• [What to produce] Pick out each line of the records that includes the string "icon", and copy it.
____________
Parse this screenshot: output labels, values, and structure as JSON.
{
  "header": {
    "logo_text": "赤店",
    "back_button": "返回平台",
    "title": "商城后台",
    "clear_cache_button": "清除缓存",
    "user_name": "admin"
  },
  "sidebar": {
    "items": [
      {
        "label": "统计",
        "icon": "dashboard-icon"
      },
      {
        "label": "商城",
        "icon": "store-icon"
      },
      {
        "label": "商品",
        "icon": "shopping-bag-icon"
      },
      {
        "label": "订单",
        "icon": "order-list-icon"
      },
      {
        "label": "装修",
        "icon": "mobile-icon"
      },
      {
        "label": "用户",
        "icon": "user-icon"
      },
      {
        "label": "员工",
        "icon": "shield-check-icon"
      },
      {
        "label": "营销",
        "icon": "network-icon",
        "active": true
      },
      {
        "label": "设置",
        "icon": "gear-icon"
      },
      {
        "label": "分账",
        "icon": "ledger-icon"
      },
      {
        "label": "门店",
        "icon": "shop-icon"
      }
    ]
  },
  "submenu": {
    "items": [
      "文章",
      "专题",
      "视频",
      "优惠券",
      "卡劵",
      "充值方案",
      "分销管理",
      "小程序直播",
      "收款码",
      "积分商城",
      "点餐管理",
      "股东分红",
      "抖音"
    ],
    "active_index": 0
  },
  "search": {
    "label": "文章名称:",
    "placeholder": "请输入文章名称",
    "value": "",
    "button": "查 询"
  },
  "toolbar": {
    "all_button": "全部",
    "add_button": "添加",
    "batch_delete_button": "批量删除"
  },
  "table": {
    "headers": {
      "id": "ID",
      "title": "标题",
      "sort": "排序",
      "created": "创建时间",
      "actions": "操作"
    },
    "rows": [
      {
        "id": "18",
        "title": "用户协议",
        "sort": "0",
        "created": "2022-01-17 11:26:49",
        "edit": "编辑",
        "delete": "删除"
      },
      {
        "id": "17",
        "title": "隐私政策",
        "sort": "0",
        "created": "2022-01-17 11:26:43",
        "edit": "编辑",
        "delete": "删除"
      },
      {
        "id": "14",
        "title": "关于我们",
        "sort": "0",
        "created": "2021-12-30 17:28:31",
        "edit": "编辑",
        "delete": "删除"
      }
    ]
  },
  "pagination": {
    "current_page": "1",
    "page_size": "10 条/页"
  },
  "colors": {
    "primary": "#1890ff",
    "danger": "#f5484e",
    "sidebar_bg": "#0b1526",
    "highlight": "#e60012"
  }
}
____________
• [Expected output]
        "icon": "dashboard-icon"
        "icon": "store-icon"
        "icon": "shopping-bag-icon"
        "icon": "order-list-icon"
        "icon": "mobile-icon"
        "icon": "user-icon"
        "icon": "shield-check-icon"
        "icon": "network-icon",
        "icon": "gear-icon"
        "icon": "ledger-icon"
        "icon": "shop-icon"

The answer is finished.